Guided into one of the restaurant’s private dining rooms, separated from the main floor by sliding frosted glass screens, we swiftly make a start on one of their famous in-house gins: a dark berry infusion served with premium tonic. 

And so it begins. We start with a glass of Verdejo and a hefty trio of oxtail croquettes. Taken from the tail of the cow, it’s not the prettiest cut but is considered one of the best for braising and stewing – making it ideal for this particular dish. 

The golden nuggets come out warm and crisp. Once broken in half, a mass of shredded oxtail meat is revealed. Plonked atop generous dabs of celeriac puree, with a hearty pile of pickled red onions in the centre and a scattering of fresh horseradish, they make for a punchy and filling entree. 

Next, the main event: a 300g cut of top-quality sirloin served medium-rare. The Montague grill’s ceramic plate gives it a healthy char, but once we slice into it we’re presented with perfectly pink flesh. 

It’s joined on the plate by a copper saucer of herby and sweet Béarnaise and a mug piled high with proper chunky triple-cooked chips. Paired with a glass of Finca La Florencia Argentinian malbec, we couldn’t be happier.

To finish, we settle on a trio of crème brûlées: one classic, one coffee-flavoured and a dark fruit concoction. A sweet treat to end the evening on. 

Full to the brim, we make our way out into the wintry night with significantly more cheer than we arrived with. It’s not hard to see why, even in January, the place is buzzing.

### DATASET ROWS:
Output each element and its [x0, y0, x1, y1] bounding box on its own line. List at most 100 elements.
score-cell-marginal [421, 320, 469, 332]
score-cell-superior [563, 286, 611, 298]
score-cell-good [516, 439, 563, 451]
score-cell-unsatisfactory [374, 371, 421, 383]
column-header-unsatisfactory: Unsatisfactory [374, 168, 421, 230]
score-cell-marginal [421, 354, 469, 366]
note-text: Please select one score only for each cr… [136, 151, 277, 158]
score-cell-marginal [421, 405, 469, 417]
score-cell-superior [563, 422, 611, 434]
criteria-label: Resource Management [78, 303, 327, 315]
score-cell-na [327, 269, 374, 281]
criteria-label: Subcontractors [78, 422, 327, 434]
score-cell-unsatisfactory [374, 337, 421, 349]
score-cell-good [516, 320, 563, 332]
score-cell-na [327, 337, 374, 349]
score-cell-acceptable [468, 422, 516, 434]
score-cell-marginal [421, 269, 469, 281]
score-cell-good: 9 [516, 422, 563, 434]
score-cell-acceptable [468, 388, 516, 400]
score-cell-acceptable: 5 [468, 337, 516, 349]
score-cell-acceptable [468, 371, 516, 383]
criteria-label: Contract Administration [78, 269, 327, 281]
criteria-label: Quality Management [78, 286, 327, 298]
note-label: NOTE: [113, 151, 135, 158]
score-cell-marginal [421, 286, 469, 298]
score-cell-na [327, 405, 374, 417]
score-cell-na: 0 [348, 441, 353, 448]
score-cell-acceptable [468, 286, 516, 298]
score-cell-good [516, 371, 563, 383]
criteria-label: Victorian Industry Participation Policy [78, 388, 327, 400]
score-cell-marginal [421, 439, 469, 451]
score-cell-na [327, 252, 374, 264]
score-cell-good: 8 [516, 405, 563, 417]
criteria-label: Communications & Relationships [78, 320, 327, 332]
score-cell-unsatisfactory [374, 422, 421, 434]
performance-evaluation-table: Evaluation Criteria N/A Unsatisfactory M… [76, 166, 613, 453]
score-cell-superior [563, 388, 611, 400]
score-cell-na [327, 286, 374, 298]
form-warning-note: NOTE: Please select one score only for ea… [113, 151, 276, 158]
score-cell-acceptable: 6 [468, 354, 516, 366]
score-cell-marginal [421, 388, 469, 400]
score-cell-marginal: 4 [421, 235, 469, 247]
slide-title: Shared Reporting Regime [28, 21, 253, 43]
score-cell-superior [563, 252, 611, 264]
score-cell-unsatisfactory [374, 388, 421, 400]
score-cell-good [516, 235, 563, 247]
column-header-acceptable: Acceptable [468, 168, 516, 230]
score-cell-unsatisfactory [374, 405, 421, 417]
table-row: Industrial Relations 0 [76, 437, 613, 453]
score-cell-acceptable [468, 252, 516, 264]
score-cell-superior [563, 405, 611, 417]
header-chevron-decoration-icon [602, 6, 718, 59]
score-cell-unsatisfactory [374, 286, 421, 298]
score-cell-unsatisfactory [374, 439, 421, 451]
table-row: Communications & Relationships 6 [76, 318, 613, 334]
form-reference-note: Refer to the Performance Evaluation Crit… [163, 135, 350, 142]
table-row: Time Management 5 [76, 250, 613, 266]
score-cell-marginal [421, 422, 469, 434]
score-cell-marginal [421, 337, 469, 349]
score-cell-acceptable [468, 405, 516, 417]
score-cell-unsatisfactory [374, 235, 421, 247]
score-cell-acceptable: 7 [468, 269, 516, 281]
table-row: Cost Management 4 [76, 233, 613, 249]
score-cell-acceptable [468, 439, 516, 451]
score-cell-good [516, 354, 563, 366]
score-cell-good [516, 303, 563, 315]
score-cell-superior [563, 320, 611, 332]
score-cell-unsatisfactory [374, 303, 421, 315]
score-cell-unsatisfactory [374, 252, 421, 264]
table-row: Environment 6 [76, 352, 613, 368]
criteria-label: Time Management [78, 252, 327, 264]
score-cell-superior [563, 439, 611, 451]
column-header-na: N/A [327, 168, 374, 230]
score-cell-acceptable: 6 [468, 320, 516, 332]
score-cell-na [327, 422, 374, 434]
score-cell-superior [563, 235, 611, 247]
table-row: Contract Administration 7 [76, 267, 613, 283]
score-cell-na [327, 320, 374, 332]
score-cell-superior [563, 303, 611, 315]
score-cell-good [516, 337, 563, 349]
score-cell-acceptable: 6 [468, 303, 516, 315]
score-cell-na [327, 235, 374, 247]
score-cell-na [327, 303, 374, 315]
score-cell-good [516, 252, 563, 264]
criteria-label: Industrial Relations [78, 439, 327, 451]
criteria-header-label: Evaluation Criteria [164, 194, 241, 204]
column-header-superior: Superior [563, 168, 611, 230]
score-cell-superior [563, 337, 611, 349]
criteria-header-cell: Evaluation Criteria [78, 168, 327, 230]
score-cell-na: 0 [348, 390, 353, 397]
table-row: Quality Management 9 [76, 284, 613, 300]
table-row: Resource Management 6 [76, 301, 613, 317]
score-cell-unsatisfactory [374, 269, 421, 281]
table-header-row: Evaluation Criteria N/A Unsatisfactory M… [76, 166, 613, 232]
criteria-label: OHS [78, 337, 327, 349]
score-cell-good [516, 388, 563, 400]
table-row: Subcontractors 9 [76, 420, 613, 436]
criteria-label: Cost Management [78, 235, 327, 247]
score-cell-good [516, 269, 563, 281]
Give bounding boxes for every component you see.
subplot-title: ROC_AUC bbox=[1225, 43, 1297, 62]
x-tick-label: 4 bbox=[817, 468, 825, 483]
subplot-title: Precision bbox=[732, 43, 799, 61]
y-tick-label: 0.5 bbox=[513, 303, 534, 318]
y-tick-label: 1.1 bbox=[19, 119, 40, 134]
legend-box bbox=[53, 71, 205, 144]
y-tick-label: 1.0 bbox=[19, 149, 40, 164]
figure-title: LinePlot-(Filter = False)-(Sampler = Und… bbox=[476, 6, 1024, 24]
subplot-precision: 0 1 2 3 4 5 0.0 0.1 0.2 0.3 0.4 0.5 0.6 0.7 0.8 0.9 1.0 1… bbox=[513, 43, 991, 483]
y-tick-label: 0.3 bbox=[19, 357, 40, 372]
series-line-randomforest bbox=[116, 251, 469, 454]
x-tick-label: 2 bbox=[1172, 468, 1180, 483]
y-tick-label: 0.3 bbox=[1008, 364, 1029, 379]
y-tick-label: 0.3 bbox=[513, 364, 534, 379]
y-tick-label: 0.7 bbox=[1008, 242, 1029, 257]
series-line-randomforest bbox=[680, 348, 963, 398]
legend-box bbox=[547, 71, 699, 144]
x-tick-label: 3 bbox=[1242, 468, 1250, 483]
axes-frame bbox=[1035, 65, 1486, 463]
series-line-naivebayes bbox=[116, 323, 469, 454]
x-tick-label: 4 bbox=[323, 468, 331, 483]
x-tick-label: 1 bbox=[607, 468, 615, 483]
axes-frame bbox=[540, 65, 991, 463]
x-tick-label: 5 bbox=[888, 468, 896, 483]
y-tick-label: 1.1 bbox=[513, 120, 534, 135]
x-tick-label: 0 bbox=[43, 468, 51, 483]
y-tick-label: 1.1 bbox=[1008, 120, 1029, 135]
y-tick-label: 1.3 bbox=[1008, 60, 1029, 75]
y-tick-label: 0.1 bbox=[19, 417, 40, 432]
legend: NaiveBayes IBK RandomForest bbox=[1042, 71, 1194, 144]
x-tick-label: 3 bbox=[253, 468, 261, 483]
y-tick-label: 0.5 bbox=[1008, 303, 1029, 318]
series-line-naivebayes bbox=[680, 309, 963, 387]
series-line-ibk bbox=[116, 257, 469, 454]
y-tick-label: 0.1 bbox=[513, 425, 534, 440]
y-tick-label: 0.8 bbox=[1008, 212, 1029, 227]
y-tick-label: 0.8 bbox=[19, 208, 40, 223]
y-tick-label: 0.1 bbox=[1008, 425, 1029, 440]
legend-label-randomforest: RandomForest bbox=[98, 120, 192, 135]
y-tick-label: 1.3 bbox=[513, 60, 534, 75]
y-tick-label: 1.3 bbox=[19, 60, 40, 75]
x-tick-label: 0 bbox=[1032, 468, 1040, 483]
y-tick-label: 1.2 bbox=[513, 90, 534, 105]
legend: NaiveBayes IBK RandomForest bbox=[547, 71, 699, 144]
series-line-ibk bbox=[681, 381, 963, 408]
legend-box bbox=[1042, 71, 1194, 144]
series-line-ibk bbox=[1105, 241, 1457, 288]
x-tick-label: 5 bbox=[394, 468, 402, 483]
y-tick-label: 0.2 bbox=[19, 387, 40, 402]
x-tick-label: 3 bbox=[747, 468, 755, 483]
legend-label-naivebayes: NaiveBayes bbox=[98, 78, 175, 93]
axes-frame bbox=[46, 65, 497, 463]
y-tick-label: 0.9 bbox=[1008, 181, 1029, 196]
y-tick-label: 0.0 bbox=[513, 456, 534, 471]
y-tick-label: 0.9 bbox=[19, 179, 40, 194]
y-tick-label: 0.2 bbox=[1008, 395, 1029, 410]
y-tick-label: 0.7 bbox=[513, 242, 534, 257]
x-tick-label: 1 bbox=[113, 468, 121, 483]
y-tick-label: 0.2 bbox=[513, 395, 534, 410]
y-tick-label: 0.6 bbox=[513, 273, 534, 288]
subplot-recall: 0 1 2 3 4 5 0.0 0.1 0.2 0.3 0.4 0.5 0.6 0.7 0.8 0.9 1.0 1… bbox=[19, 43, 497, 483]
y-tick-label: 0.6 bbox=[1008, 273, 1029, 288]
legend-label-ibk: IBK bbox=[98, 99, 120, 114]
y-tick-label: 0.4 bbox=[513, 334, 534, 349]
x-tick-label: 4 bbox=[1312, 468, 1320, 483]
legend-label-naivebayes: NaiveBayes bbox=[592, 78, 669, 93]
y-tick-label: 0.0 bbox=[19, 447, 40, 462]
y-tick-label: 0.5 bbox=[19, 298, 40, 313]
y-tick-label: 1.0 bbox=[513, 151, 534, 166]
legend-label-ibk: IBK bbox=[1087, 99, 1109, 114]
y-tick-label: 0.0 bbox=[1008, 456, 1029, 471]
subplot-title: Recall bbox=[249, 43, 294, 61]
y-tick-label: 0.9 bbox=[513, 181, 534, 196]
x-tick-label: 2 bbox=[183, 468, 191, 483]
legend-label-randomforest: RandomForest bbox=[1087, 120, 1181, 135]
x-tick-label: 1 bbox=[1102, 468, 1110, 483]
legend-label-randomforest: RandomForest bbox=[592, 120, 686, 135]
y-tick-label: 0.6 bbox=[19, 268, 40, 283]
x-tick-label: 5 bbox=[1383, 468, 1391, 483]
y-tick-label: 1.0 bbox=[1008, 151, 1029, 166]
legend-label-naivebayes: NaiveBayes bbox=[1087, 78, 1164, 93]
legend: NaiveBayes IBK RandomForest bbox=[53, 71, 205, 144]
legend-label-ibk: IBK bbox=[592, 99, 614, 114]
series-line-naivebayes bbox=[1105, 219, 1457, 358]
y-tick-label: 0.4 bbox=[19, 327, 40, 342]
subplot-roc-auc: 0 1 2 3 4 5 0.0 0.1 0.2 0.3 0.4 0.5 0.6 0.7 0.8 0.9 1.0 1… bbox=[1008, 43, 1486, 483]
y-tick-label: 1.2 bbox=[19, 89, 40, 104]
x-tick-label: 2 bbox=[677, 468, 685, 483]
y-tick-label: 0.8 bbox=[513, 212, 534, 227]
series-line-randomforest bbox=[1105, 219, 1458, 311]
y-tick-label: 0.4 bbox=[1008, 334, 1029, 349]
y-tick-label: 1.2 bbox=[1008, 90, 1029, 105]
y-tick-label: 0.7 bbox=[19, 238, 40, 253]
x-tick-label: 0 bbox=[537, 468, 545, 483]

### WHAT IS REQUIRED:
Copy the restaurant review above word for word, from its first sentence to its last.

### EXERCISE ANSWER:
Guided into one of the restaurant’s private dining rooms, separated from the main floor by sliding frosted glass screens, we swiftly make a start on one of their famous in-house gins: a dark berry infusion served with premium tonic. 

And so it begins. We start with a glass of Verdejo and a hefty trio of oxtail croquettes. Taken from the tail of the cow, it’s not the prettiest cut but is considered one of the best for braising and stewing – making it ideal for this particular dish. 

The golden nuggets come out warm and crisp. Once broken in half, a mass of shredded oxtail meat is revealed. Plonked atop generous dabs of celeriac puree, with a hearty pile of pickled red onions in the centre and a scattering of fresh horseradish, they make for a punchy and filling entree. 

Next, the main event: a 300g cut of top-quality sirloin served medium-rare. The Montague grill’s ceramic plate gives it a healthy char, but once we slice into it we’re presented with perfectly pink flesh. 

It’s joined on the plate by a copper saucer of herby and sweet Béarnaise and a mug piled high with proper chunky triple-cooked chips. Paired with a glass of Finca La Florencia Argentinian malbec, we couldn’t be happier.

To finish, we settle on a trio of crème brûlées: one classic, one coffee-flavoured and a dark fruit concoction. A sweet treat to end the evening on. 

Full to the brim, we make our way out into the wintry night with significantly more cheer than we arrived with. It’s not hard to see why, even in January, the place is buzzing.